> _Task_:
Search the material for "DRAWDOWN" and show all lines that contain it.

> _Entries supplied_:
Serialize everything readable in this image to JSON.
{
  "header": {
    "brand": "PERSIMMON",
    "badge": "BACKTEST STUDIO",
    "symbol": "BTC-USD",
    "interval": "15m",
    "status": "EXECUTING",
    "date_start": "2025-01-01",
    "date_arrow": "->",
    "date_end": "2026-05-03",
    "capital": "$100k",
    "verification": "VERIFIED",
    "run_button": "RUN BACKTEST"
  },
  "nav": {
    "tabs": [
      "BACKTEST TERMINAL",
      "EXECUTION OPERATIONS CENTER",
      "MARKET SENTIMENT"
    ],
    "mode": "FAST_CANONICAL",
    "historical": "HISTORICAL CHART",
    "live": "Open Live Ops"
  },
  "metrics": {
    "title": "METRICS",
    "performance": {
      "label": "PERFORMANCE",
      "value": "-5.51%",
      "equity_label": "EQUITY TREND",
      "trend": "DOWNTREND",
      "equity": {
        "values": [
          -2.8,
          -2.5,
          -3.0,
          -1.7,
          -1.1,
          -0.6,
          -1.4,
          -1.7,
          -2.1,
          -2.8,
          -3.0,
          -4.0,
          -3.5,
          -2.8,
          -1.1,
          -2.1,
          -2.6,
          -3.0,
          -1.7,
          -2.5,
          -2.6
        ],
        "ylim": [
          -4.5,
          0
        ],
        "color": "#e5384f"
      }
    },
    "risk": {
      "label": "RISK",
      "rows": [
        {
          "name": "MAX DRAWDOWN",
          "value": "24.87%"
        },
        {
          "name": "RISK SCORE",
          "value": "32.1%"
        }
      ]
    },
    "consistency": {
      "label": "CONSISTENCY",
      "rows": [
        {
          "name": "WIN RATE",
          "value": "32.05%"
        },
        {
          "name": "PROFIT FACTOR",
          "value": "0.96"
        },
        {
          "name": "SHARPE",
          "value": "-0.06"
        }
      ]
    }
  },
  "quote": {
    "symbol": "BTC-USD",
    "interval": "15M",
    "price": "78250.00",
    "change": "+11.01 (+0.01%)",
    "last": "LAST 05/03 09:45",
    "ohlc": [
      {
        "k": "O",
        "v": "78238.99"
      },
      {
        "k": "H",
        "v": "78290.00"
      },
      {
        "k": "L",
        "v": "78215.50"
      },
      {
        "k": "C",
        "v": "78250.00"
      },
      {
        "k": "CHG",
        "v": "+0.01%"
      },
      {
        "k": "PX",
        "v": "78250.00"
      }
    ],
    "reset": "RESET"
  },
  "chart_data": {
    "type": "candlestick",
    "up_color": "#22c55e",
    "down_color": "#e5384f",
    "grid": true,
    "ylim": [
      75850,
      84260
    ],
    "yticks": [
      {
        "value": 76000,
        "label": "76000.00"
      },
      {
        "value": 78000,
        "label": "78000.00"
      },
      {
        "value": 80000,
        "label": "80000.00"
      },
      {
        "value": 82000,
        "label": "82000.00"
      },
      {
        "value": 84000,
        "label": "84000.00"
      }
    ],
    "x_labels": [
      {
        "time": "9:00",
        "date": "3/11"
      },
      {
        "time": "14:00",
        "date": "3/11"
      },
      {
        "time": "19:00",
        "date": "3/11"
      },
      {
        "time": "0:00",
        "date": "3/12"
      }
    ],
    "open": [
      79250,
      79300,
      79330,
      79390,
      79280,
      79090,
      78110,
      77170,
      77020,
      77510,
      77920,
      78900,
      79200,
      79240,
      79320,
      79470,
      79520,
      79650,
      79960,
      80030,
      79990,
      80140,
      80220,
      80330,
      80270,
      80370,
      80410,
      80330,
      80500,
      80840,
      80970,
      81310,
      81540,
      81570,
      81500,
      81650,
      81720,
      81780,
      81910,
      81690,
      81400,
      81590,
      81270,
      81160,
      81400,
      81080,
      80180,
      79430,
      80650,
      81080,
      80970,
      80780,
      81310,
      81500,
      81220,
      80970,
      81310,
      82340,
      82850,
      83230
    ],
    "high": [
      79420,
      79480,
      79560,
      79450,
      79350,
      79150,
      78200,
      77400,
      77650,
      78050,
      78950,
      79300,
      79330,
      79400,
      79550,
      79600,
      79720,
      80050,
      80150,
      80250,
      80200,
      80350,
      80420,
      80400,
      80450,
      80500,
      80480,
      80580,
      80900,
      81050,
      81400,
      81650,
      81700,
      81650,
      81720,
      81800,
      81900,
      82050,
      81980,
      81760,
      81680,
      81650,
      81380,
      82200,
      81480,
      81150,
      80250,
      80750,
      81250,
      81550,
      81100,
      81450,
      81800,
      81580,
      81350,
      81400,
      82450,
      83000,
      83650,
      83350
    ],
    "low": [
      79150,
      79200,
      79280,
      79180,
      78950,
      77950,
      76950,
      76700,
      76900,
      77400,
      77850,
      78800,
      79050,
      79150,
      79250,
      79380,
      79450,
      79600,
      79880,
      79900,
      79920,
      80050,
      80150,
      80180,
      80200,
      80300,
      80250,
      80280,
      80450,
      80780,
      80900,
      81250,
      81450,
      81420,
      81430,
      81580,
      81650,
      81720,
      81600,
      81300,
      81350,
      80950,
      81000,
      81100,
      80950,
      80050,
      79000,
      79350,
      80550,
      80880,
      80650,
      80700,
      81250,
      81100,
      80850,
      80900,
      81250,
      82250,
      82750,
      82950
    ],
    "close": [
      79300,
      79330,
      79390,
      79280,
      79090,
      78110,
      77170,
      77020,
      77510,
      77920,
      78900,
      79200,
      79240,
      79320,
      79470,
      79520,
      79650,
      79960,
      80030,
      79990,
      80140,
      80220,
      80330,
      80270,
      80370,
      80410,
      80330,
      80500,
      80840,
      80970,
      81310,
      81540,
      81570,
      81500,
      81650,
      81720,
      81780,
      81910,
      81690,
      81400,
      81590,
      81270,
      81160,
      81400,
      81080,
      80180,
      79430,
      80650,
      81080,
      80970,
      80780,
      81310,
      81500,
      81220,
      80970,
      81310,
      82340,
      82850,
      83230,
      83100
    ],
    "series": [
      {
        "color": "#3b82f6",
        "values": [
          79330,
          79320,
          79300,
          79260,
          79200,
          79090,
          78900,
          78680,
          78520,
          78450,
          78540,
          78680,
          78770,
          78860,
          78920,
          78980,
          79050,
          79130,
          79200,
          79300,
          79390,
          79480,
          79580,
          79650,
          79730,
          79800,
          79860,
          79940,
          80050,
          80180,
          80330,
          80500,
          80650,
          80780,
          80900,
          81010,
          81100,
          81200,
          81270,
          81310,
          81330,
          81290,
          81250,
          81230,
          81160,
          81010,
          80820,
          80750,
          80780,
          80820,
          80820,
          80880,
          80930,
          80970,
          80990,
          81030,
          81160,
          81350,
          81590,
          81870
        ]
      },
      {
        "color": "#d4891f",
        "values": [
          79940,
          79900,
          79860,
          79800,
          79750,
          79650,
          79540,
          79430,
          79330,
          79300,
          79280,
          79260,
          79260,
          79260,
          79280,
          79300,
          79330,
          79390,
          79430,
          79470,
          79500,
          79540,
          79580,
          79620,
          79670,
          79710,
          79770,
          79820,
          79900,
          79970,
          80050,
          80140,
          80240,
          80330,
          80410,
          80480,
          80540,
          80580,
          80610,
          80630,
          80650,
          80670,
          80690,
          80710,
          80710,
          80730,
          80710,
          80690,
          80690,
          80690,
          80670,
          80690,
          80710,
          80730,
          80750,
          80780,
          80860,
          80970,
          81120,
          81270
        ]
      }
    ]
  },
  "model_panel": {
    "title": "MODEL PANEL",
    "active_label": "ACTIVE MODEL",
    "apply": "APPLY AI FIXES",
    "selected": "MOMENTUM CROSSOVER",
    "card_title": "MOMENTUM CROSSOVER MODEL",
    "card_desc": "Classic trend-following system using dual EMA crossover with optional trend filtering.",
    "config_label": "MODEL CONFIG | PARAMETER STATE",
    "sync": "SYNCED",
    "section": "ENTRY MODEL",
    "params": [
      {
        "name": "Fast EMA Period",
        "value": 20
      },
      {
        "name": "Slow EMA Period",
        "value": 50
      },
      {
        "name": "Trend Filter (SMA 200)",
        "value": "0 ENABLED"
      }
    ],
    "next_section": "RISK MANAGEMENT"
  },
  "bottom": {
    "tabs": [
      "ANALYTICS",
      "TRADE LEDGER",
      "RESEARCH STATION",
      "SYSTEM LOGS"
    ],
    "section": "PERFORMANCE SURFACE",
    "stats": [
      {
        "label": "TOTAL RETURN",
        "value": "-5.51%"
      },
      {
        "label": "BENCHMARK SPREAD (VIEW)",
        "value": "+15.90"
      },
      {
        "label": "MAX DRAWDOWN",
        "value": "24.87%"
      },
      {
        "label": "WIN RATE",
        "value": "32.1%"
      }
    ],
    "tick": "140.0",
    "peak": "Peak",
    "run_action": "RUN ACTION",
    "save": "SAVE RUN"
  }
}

> _Answer to the task_:
          "name": "MAX DRAWDOWN",
        "label": "MAX DRAWDOWN",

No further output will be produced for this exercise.